BEGIN Provided data

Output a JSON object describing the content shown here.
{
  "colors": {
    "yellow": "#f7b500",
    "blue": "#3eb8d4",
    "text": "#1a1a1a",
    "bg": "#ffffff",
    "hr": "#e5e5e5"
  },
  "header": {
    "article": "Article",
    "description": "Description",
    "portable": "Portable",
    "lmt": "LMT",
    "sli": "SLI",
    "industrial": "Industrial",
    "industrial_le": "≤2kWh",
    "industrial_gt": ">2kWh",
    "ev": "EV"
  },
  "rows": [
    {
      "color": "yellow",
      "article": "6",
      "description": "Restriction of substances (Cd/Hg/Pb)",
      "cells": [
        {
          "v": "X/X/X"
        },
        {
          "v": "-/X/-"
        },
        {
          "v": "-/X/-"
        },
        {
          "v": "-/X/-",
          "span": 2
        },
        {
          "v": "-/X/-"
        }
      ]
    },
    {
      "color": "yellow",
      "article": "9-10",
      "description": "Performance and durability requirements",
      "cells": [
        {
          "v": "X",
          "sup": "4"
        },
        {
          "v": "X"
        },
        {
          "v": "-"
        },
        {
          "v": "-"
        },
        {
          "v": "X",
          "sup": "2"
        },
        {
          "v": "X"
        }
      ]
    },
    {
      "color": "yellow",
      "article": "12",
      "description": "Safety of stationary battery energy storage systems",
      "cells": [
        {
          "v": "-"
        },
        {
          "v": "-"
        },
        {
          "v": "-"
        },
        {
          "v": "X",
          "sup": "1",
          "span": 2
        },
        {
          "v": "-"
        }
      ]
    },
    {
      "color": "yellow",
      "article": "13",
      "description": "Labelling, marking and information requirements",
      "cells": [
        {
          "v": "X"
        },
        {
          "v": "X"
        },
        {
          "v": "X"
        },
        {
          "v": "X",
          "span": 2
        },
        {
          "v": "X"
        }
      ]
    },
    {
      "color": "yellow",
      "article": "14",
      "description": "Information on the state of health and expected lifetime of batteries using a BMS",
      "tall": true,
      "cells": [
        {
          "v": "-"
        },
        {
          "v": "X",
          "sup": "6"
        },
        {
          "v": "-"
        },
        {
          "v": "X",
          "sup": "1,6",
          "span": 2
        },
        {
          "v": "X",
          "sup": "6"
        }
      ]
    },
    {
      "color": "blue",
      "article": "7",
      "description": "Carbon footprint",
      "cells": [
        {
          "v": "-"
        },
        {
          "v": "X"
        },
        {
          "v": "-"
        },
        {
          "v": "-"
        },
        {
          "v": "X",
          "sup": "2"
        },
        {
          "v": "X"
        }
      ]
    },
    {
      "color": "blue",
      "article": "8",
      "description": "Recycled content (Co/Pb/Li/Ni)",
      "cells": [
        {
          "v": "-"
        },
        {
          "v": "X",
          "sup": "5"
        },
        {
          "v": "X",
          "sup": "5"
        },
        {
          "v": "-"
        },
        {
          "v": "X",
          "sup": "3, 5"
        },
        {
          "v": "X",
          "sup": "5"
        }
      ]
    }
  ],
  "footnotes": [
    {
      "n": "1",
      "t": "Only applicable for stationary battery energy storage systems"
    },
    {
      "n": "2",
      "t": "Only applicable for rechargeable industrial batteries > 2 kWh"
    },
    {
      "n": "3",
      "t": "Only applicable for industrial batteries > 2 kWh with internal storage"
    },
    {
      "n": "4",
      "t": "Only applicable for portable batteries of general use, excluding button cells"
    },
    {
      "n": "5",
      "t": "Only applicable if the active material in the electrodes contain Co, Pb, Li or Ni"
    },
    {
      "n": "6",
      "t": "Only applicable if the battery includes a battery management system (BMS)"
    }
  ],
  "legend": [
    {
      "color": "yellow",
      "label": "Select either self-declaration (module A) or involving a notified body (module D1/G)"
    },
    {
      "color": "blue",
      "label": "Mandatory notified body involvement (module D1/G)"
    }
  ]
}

END Provided data

## Instructions to follow
Once you have identified the lines above that contain "portable", copy each of them.

## Result
    "portable": "Portable",
      "t": "Only applicable for portable batteries of general use, excluding button cells"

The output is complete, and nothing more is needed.